Dataset entries
########################################
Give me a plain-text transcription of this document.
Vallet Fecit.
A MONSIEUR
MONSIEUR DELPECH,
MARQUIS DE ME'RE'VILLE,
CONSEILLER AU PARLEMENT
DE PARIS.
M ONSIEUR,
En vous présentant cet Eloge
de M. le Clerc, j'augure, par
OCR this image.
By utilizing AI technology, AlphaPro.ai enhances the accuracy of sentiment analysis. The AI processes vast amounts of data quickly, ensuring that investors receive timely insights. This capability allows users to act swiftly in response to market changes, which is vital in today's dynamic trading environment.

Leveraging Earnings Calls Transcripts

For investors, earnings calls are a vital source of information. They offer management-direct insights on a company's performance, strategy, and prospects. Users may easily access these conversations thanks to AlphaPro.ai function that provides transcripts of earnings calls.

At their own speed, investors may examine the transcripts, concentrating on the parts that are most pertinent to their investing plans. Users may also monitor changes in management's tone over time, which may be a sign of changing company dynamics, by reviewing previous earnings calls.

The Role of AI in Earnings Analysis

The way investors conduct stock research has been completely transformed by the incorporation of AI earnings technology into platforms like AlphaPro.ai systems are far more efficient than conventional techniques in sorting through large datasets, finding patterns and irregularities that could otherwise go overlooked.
########################################
TASK BRIEF:
Repeat the records above exactly, from the first line to the last.

SOLUTION:
Give me a plain-text transcription of this document.
Vallet Fecit.
A MONSIEUR
MONSIEUR DELPECH,
MARQUIS DE ME'RE'VILLE,
CONSEILLER AU PARLEMENT
DE PARIS.
M ONSIEUR,
En vous présentant cet Eloge
de M. le Clerc, j'augure, par
OCR this image.
By utilizing AI technology, AlphaPro.ai enhances the accuracy of sentiment analysis. The AI processes vast amounts of data quickly, ensuring that investors receive timely insights. This capability allows users to act swiftly in response to market changes, which is vital in today's dynamic trading environment.

Leveraging Earnings Calls Transcripts

For investors, earnings calls are a vital source of information. They offer management-direct insights on a company's performance, strategy, and prospects. Users may easily access these conversations thanks to AlphaPro.ai function that provides transcripts of earnings calls.

At their own speed, investors may examine the transcripts, concentrating on the parts that are most pertinent to their investing plans. Users may also monitor changes in management's tone over time, which may be a sign of changing company dynamics, by reviewing previous earnings calls.

The Role of AI in Earnings Analysis

The way investors conduct stock research has been completely transformed by the incorporation of AI earnings technology into platforms like AlphaPro.ai systems are far more efficient than conventional techniques in sorting through large datasets, finding patterns and irregularities that could otherwise go overlooked.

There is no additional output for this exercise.